> WORK INSTRUCTIONS: Your task is to transcribe all the entries exactly, excluding pictures.

> EXERCISE DATA:
──────────
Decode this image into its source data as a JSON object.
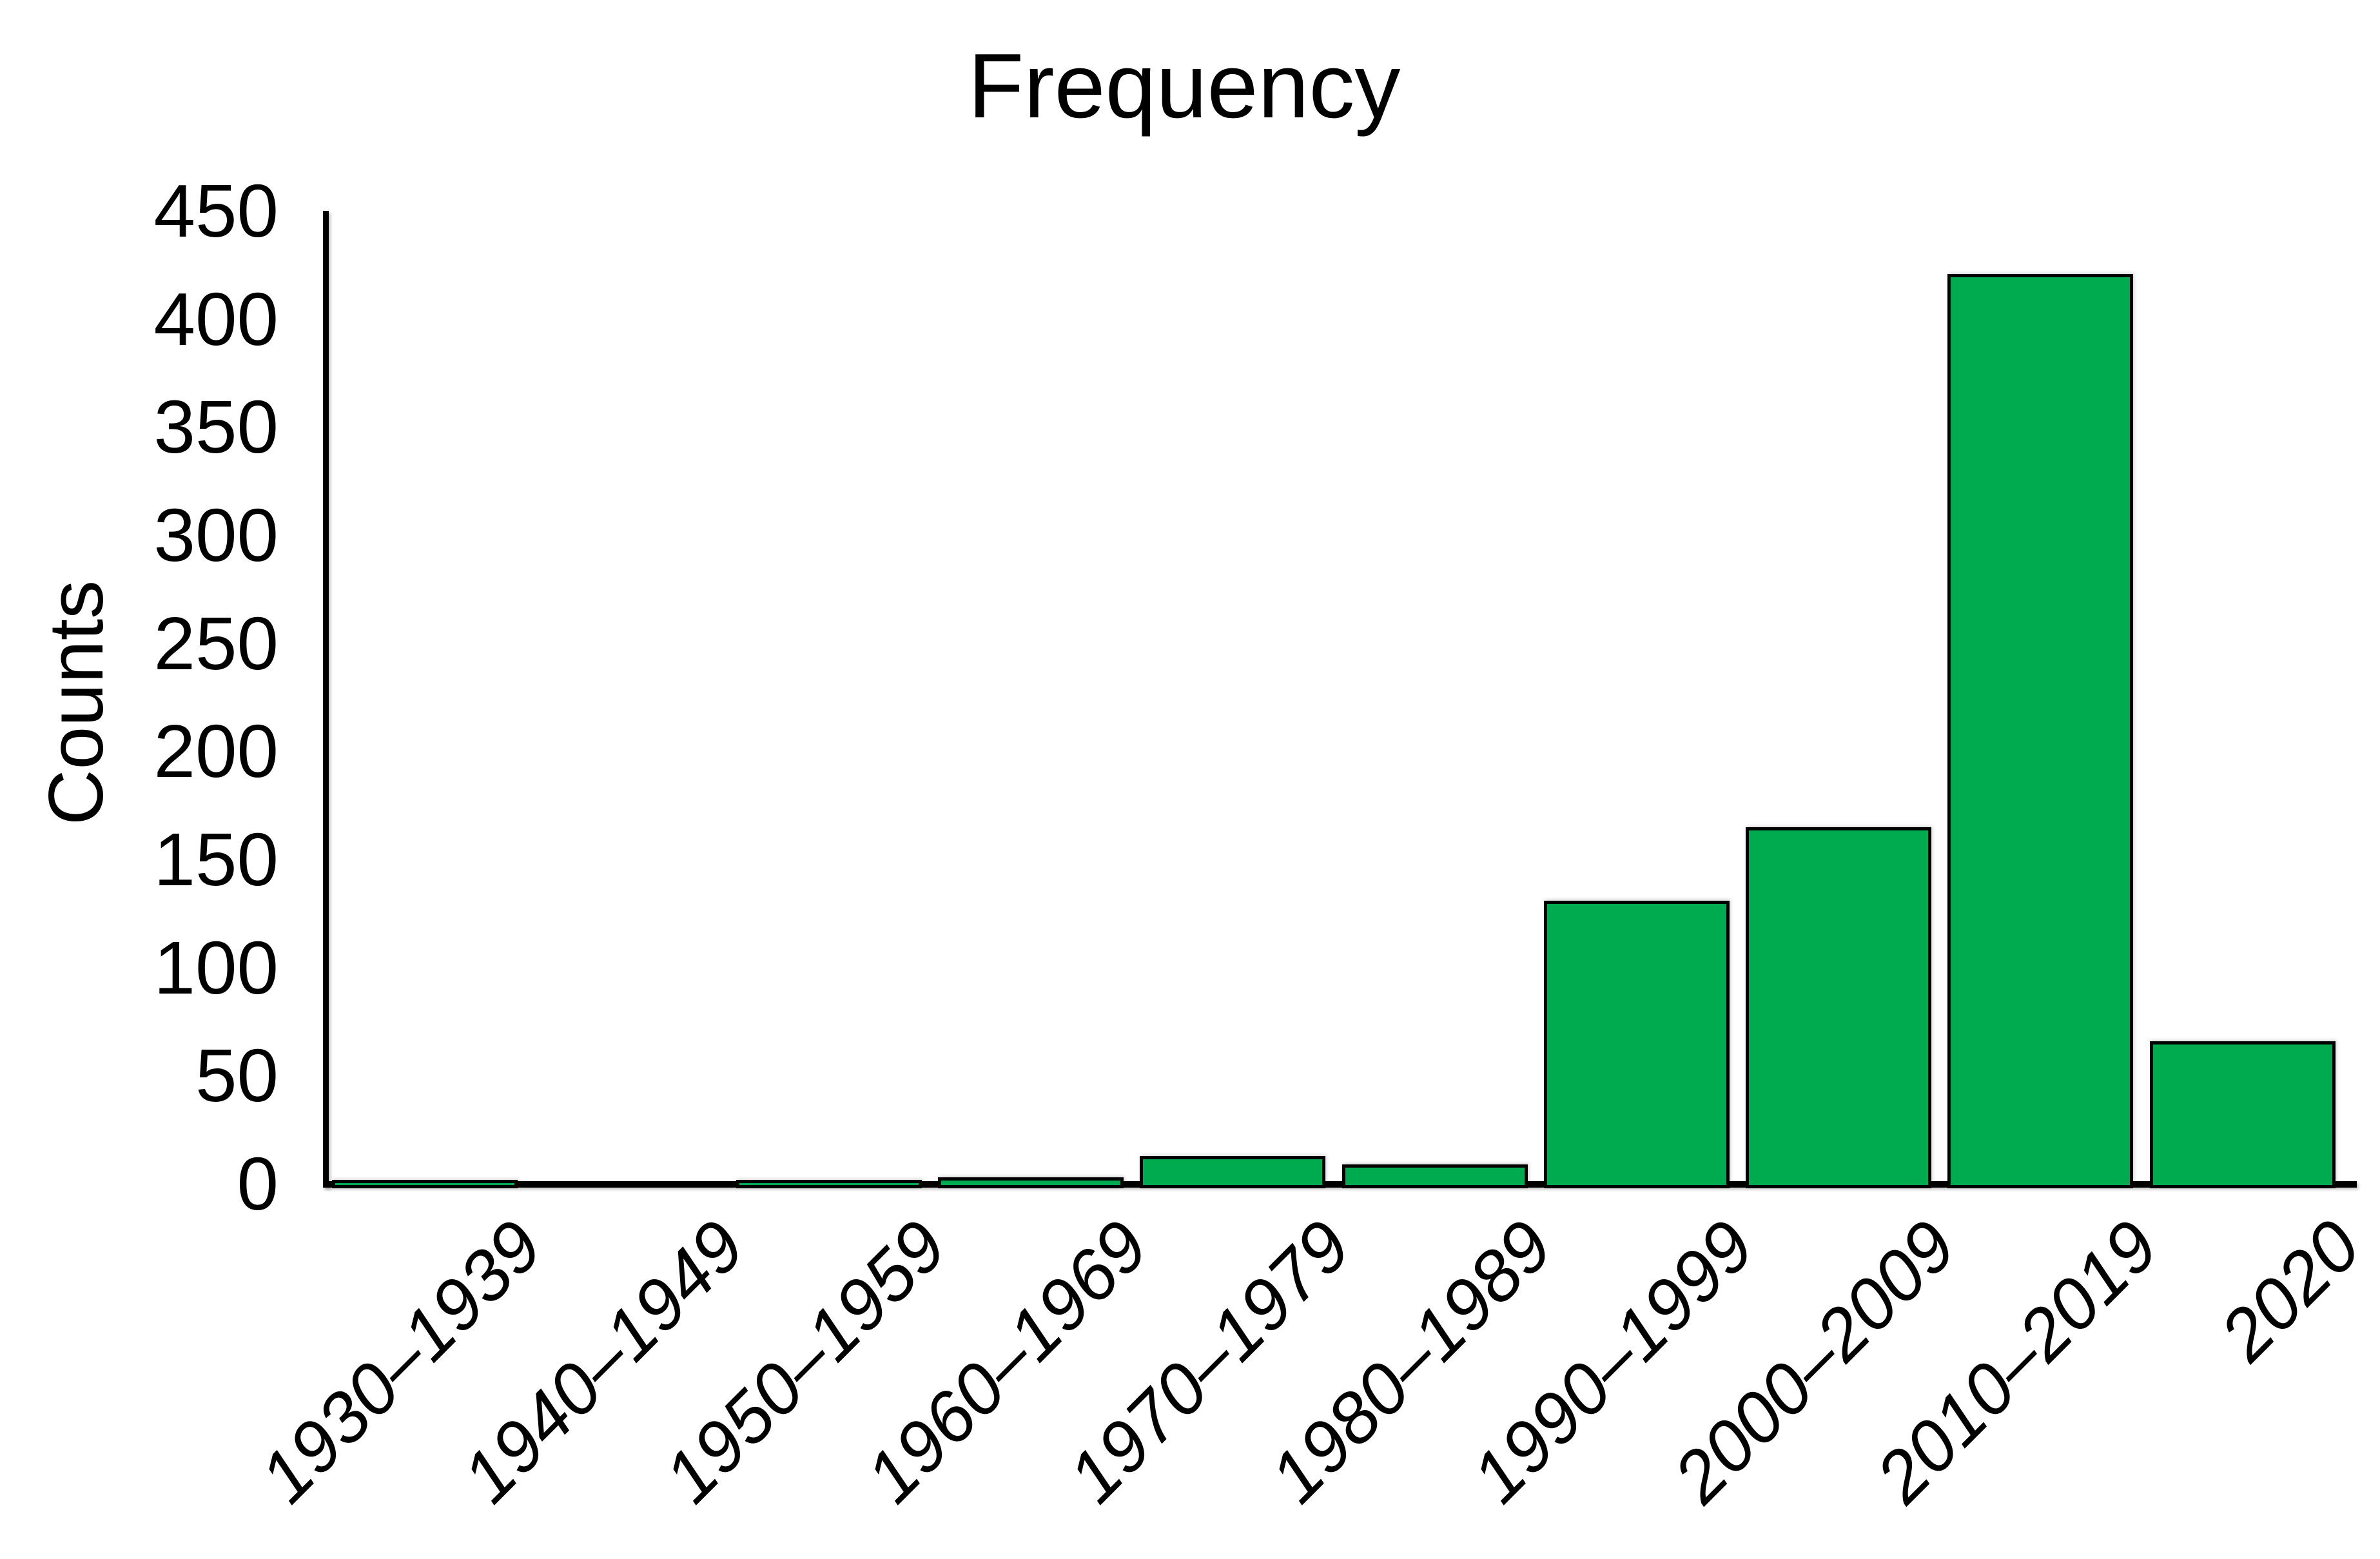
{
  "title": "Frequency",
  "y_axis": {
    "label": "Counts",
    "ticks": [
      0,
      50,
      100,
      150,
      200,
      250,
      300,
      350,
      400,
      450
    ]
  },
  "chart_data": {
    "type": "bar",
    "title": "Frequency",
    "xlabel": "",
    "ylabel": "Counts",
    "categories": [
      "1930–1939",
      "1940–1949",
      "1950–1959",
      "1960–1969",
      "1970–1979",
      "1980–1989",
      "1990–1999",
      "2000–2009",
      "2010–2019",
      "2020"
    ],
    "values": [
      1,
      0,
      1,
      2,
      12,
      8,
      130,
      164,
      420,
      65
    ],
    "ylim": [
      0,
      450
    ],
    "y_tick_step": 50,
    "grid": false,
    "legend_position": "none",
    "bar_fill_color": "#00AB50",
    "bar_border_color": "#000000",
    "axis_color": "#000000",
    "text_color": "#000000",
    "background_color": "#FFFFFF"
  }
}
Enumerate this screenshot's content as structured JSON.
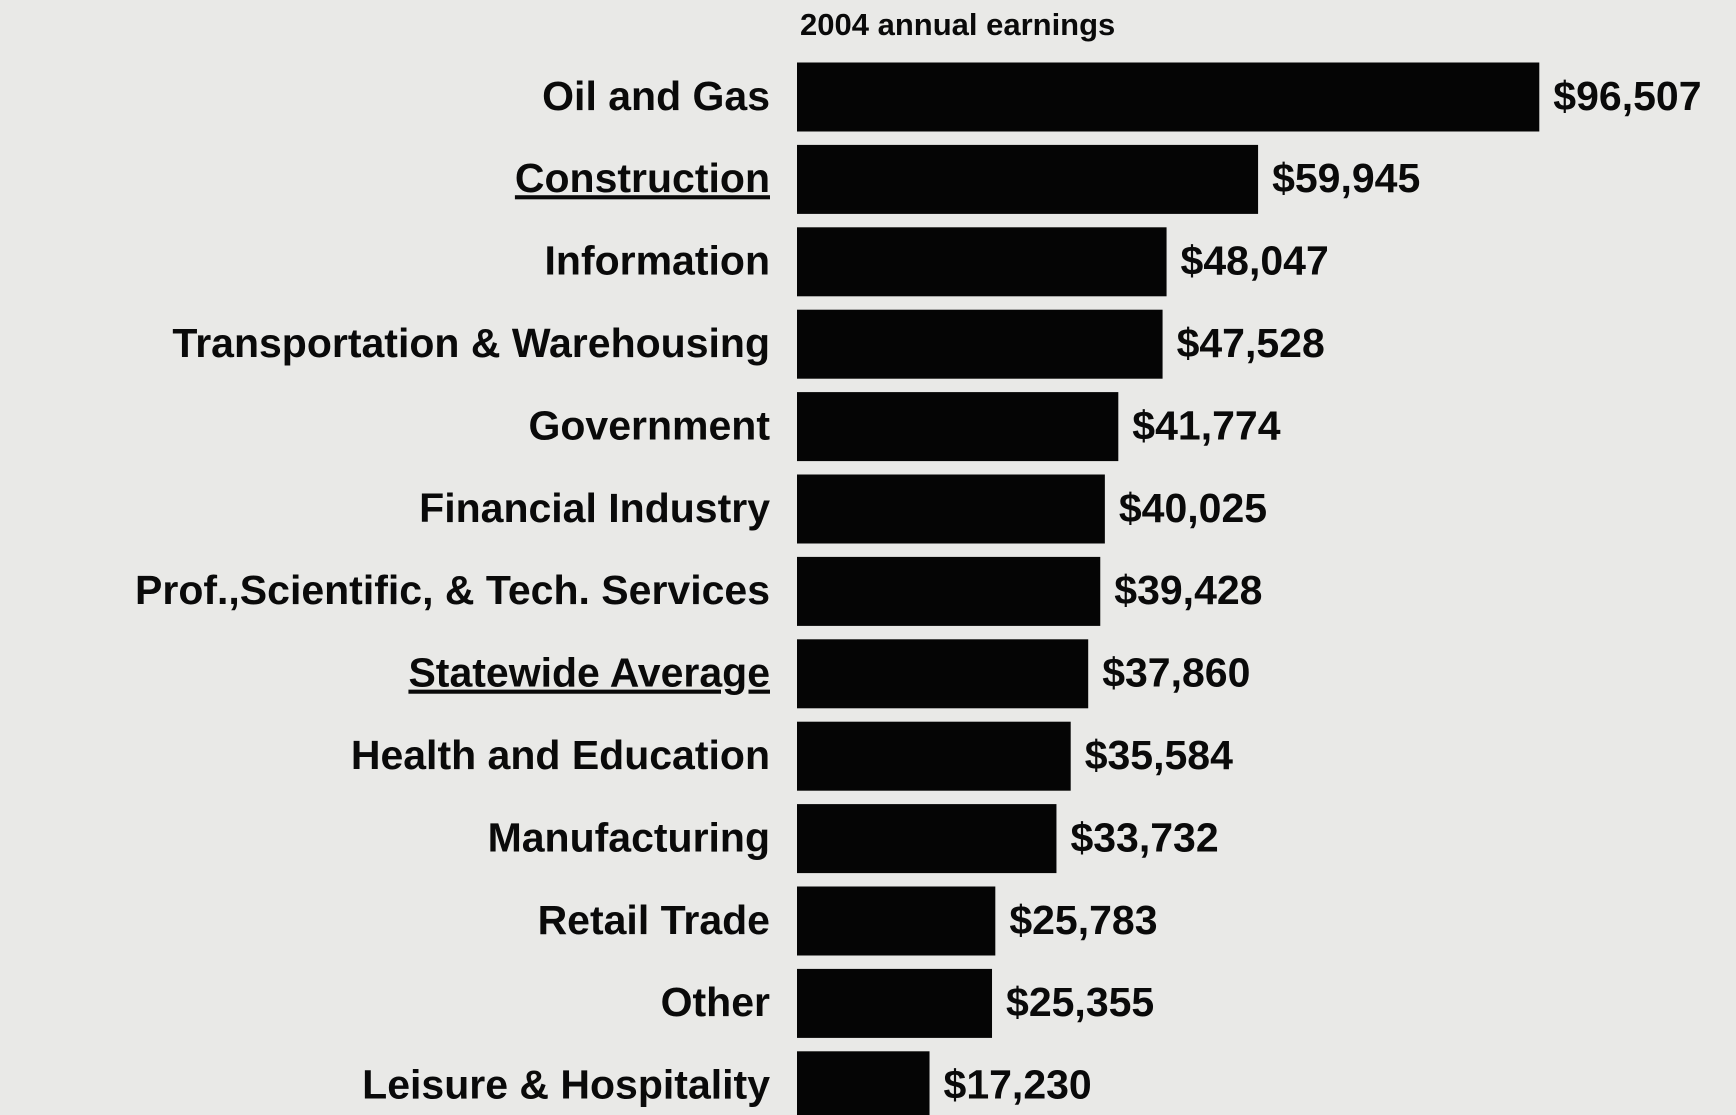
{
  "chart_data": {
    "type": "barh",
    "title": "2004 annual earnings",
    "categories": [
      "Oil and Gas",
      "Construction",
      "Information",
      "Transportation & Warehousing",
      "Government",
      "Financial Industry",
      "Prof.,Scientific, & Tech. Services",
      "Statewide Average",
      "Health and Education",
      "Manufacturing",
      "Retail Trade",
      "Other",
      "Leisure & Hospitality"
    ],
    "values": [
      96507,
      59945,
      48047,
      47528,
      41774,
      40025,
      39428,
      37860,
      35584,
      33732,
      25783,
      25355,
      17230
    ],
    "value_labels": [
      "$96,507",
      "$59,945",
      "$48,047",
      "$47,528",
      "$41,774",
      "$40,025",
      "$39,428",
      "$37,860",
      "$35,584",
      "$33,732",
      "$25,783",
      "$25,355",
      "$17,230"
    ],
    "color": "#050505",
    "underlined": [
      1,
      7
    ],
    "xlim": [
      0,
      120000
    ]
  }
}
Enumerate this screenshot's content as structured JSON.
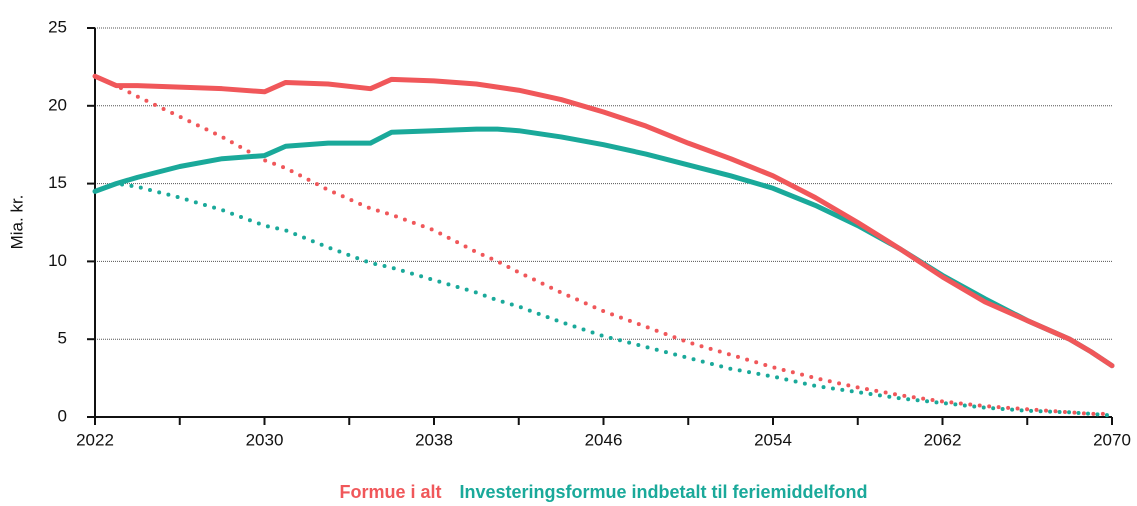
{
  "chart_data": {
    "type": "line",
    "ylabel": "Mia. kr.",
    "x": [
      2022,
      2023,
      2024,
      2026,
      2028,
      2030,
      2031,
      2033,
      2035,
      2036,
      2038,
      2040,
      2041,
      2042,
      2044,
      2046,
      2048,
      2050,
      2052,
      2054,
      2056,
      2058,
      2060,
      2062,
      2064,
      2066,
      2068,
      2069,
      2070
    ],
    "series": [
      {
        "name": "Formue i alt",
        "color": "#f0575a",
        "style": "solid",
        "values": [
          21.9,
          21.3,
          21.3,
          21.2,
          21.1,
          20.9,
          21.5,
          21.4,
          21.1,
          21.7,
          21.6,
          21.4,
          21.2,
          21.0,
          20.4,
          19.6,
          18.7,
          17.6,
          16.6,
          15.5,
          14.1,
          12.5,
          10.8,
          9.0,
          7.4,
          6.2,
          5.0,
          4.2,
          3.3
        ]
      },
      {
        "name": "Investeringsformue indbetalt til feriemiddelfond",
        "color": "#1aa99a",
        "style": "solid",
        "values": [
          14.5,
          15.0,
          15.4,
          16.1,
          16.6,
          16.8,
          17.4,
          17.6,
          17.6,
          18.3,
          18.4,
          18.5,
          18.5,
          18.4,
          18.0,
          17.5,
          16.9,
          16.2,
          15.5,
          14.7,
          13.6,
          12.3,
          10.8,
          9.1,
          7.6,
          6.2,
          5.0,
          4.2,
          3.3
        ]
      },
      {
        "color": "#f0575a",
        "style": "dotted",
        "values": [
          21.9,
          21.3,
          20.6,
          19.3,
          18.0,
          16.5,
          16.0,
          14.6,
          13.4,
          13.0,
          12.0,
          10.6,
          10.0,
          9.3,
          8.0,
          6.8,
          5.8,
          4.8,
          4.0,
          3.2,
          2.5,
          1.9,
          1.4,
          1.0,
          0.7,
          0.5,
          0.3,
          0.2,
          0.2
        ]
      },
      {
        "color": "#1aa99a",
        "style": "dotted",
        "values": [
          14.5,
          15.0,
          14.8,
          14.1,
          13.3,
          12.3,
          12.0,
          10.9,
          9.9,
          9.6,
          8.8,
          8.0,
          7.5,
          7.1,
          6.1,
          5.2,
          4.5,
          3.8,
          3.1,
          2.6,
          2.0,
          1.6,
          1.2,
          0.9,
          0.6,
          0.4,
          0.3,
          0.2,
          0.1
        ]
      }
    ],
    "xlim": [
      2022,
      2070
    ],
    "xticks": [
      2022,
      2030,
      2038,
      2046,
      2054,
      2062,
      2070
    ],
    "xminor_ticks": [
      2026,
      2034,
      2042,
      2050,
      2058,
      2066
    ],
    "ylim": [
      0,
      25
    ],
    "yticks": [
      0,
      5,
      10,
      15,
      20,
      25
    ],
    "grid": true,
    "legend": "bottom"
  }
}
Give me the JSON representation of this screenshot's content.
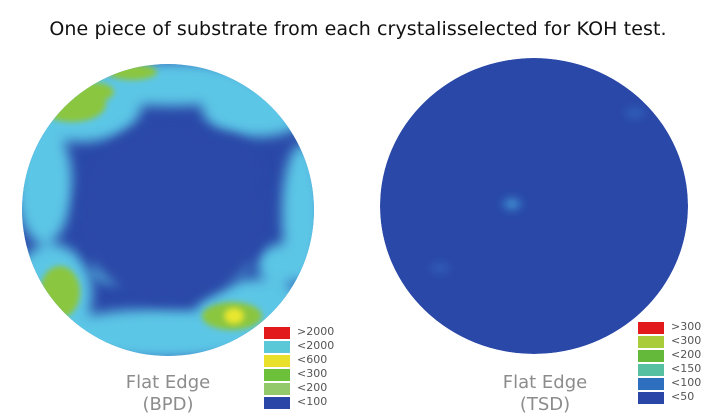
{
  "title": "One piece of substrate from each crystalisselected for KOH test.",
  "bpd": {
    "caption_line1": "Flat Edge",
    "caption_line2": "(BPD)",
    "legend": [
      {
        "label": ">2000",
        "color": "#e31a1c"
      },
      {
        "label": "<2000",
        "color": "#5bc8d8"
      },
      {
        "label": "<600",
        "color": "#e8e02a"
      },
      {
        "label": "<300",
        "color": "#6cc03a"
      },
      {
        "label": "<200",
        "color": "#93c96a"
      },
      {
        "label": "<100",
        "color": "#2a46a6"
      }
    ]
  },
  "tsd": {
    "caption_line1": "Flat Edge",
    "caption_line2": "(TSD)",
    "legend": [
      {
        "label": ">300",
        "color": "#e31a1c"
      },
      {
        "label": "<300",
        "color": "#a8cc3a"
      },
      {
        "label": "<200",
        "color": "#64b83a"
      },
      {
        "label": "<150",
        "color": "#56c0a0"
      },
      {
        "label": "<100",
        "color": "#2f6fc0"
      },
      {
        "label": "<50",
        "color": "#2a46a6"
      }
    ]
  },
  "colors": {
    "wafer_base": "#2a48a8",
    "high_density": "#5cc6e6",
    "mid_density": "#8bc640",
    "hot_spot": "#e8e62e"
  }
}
──────────
> RESPONSE FOR THIS EXERCISE:
Decode this image into its source data as a JSON object.
{
  "title": "Frequency",
  "y_axis": {
    "label": "Counts",
    "ticks": [
      0,
      50,
      100,
      150,
      200,
      250,
      300,
      350,
      400,
      450
    ]
  },
  "chart_data": {
    "type": "bar",
    "title": "Frequency",
    "xlabel": "",
    "ylabel": "Counts",
    "categories": [
      "1930–1939",
      "1940–1949",
      "1950–1959",
      "1960–1969",
      "1970–1979",
      "1980–1989",
      "1990–1999",
      "2000–2009",
      "2010–2019",
      "2020"
    ],
    "values": [
      1,
      0,
      1,
      2,
      12,
      8,
      130,
      164,
      420,
      65
    ],
    "ylim": [
      0,
      450
    ],
    "y_tick_step": 50,
    "grid": false,
    "legend_position": "none",
    "bar_fill_color": "#00AB50",
    "bar_border_color": "#000000",
    "axis_color": "#000000",
    "text_color": "#000000",
    "background_color": "#FFFFFF"
  }
}
Enumerate this screenshot's content as structured JSON.
{
  "chart_data": {
    "type": "barh",
    "title": "2004 annual earnings",
    "categories": [
      "Oil and Gas",
      "Construction",
      "Information",
      "Transportation & Warehousing",
      "Government",
      "Financial Industry",
      "Prof.,Scientific, & Tech. Services",
      "Statewide Average",
      "Health and Education",
      "Manufacturing",
      "Retail Trade",
      "Other",
      "Leisure & Hospitality"
    ],
    "values": [
      96507,
      59945,
      48047,
      47528,
      41774,
      40025,
      39428,
      37860,
      35584,
      33732,
      25783,
      25355,
      17230
    ],
    "value_labels": [
      "$96,507",
      "$59,945",
      "$48,047",
      "$47,528",
      "$41,774",
      "$40,025",
      "$39,428",
      "$37,860",
      "$35,584",
      "$33,732",
      "$25,783",
      "$25,355",
      "$17,230"
    ],
    "color": "#050505",
    "underlined": [
      1,
      7
    ],
    "xlim": [
      0,
      120000
    ]
  }
}
Enumerate this screenshot's content as structured JSON.
{
  "chart_data": {
    "type": "line",
    "ylabel": "Mia. kr.",
    "x": [
      2022,
      2023,
      2024,
      2026,
      2028,
      2030,
      2031,
      2033,
      2035,
      2036,
      2038,
      2040,
      2041,
      2042,
      2044,
      2046,
      2048,
      2050,
      2052,
      2054,
      2056,
      2058,
      2060,
      2062,
      2064,
      2066,
      2068,
      2069,
      2070
    ],
    "series": [
      {
        "name": "Formue i alt",
        "color": "#f0575a",
        "style": "solid",
        "values": [
          21.9,
          21.3,
          21.3,
          21.2,
          21.1,
          20.9,
          21.5,
          21.4,
          21.1,
          21.7,
          21.6,
          21.4,
          21.2,
          21.0,
          20.4,
          19.6,
          18.7,
          17.6,
          16.6,
          15.5,
          14.1,
          12.5,
          10.8,
          9.0,
          7.4,
          6.2,
          5.0,
          4.2,
          3.3
        ]
      },
      {
        "name": "Investeringsformue indbetalt til feriemiddelfond",
        "color": "#1aa99a",
        "style": "solid",
        "values": [
          14.5,
          15.0,
          15.4,
          16.1,
          16.6,
          16.8,
          17.4,
          17.6,
          17.6,
          18.3,
          18.4,
          18.5,
          18.5,
          18.4,
          18.0,
          17.5,
          16.9,
          16.2,
          15.5,
          14.7,
          13.6,
          12.3,
          10.8,
          9.1,
          7.6,
          6.2,
          5.0,
          4.2,
          3.3
        ]
      },
      {
        "color": "#f0575a",
        "style": "dotted",
        "values": [
          21.9,
          21.3,
          20.6,
          19.3,
          18.0,
          16.5,
          16.0,
          14.6,
          13.4,
          13.0,
          12.0,
          10.6,
          10.0,
          9.3,
          8.0,
          6.8,
          5.8,
          4.8,
          4.0,
          3.2,
          2.5,
          1.9,
          1.4,
          1.0,
          0.7,
          0.5,
          0.3,
          0.2,
          0.2
        ]
      },
      {
        "color": "#1aa99a",
        "style": "dotted",
        "values": [
          14.5,
          15.0,
          14.8,
          14.1,
          13.3,
          12.3,
          12.0,
          10.9,
          9.9,
          9.6,
          8.8,
          8.0,
          7.5,
          7.1,
          6.1,
          5.2,
          4.5,
          3.8,
          3.1,
          2.6,
          2.0,
          1.6,
          1.2,
          0.9,
          0.6,
          0.4,
          0.3,
          0.2,
          0.1
        ]
      }
    ],
    "xlim": [
      2022,
      2070
    ],
    "xticks": [
      2022,
      2030,
      2038,
      2046,
      2054,
      2062,
      2070
    ],
    "xminor_ticks": [
      2026,
      2034,
      2042,
      2050,
      2058,
      2066
    ],
    "ylim": [
      0,
      25
    ],
    "yticks": [
      0,
      5,
      10,
      15,
      20,
      25
    ],
    "grid": true,
    "legend": "bottom"
  }
}
Give me the JSON representation of this screenshot's content.
{
  "title": "One piece of substrate from each crystalisselected for KOH test.",
  "bpd": {
    "caption_line1": "Flat Edge",
    "caption_line2": "(BPD)",
    "legend": [
      {
        "label": ">2000",
        "color": "#e31a1c"
      },
      {
        "label": "<2000",
        "color": "#5bc8d8"
      },
      {
        "label": "<600",
        "color": "#e8e02a"
      },
      {
        "label": "<300",
        "color": "#6cc03a"
      },
      {
        "label": "<200",
        "color": "#93c96a"
      },
      {
        "label": "<100",
        "color": "#2a46a6"
      }
    ]
  },
  "tsd": {
    "caption_line1": "Flat Edge",
    "caption_line2": "(TSD)",
    "legend": [
      {
        "label": ">300",
        "color": "#e31a1c"
      },
      {
        "label": "<300",
        "color": "#a8cc3a"
      },
      {
        "label": "<200",
        "color": "#64b83a"
      },
      {
        "label": "<150",
        "color": "#56c0a0"
      },
      {
        "label": "<100",
        "color": "#2f6fc0"
      },
      {
        "label": "<50",
        "color": "#2a46a6"
      }
    ]
  },
  "colors": {
    "wafer_base": "#2a48a8",
    "high_density": "#5cc6e6",
    "mid_density": "#8bc640",
    "hot_spot": "#e8e62e"
  }
}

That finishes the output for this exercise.